Work through the records below and tally every line containing "this". Reply with the total alone.

>> Begin DATA FOR PROCESSING

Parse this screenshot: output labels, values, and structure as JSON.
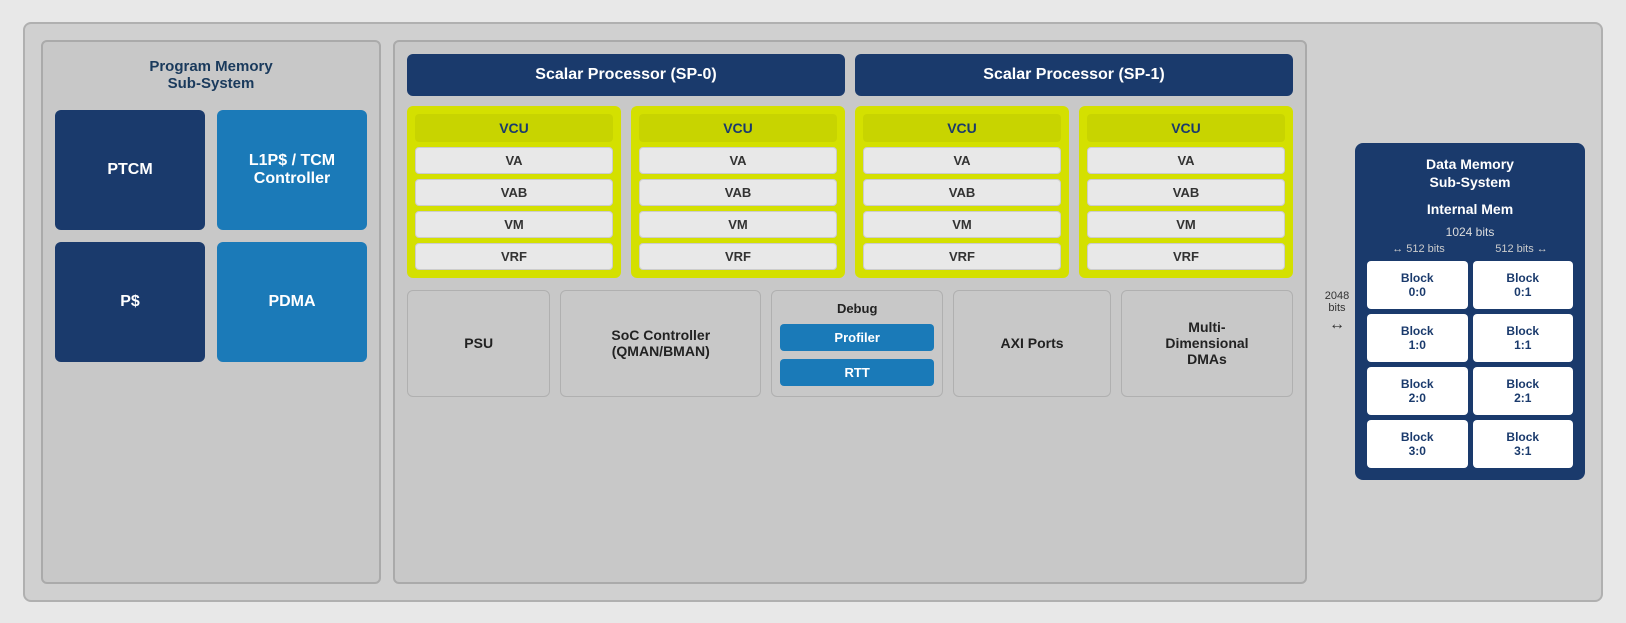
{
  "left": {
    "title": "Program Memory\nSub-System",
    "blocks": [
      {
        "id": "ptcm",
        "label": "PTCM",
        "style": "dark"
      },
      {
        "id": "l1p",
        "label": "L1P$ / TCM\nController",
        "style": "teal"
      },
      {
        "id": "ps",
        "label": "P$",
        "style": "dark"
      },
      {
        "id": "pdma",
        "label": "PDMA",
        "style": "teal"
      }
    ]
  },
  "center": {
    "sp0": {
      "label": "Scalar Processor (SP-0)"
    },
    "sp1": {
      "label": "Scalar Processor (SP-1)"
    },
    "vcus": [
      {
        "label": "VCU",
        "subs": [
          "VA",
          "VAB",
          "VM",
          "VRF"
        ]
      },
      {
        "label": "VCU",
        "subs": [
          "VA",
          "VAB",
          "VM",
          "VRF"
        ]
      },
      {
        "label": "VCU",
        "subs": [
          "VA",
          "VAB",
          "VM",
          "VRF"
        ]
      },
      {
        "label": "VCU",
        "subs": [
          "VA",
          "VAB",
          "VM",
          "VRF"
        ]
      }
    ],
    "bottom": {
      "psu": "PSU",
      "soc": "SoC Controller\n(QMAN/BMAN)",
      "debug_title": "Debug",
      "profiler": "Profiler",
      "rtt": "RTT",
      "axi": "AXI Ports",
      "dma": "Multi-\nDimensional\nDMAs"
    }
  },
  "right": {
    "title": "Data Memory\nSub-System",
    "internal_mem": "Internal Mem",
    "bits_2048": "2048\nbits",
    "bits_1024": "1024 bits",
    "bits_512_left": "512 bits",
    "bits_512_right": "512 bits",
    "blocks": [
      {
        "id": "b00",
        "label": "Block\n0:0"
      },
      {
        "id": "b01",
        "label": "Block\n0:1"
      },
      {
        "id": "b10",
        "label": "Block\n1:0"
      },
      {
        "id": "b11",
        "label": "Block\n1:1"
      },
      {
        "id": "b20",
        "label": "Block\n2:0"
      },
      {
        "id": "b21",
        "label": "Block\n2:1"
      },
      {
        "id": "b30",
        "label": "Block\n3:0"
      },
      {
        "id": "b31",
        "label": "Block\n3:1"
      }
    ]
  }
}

>> End DATA FOR PROCESSING
>> Begin DATA FOR PROCESSING

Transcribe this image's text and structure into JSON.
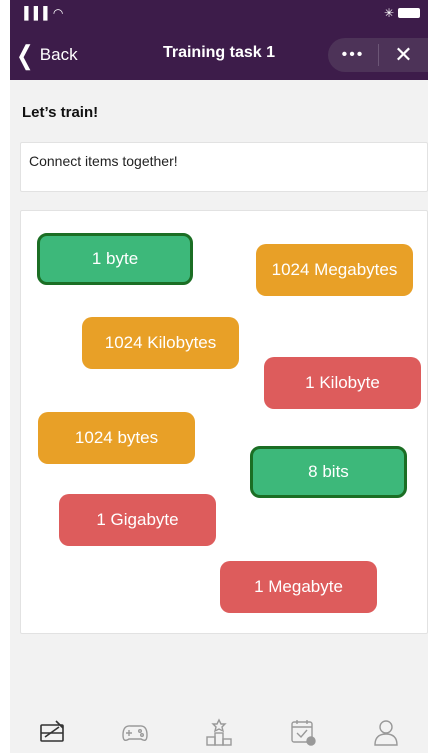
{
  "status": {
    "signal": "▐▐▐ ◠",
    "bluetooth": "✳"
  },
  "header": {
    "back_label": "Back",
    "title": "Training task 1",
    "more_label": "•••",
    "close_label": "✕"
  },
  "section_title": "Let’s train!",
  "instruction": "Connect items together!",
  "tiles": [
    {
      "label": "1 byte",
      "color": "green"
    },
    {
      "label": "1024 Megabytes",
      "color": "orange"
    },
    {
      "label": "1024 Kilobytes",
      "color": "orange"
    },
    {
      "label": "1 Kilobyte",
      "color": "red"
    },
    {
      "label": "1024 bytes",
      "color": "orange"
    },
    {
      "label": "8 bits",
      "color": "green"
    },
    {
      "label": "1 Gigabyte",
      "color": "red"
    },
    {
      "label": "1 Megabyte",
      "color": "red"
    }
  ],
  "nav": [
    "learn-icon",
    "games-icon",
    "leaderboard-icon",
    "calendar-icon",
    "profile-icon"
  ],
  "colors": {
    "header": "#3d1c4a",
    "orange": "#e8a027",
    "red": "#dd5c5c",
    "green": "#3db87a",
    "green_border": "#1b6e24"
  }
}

>> End DATA FOR PROCESSING
>> Begin DATA FOR PROCESSING

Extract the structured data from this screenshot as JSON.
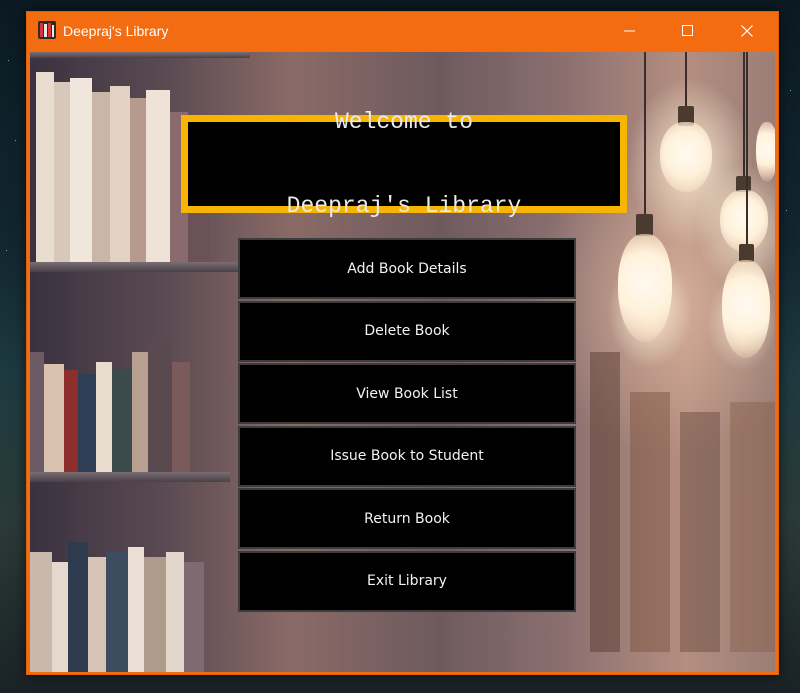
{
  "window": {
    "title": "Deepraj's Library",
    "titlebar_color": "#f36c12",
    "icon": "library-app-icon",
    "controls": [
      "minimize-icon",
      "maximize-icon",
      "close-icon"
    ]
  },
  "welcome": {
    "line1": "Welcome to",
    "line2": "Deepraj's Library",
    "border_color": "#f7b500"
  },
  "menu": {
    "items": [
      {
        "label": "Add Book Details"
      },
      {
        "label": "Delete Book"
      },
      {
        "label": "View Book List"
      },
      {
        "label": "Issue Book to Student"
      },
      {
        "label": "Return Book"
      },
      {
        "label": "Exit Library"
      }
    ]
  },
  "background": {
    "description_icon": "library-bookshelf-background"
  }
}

>> End DATA FOR PROCESSING

EXERCISE OUTPUT: 3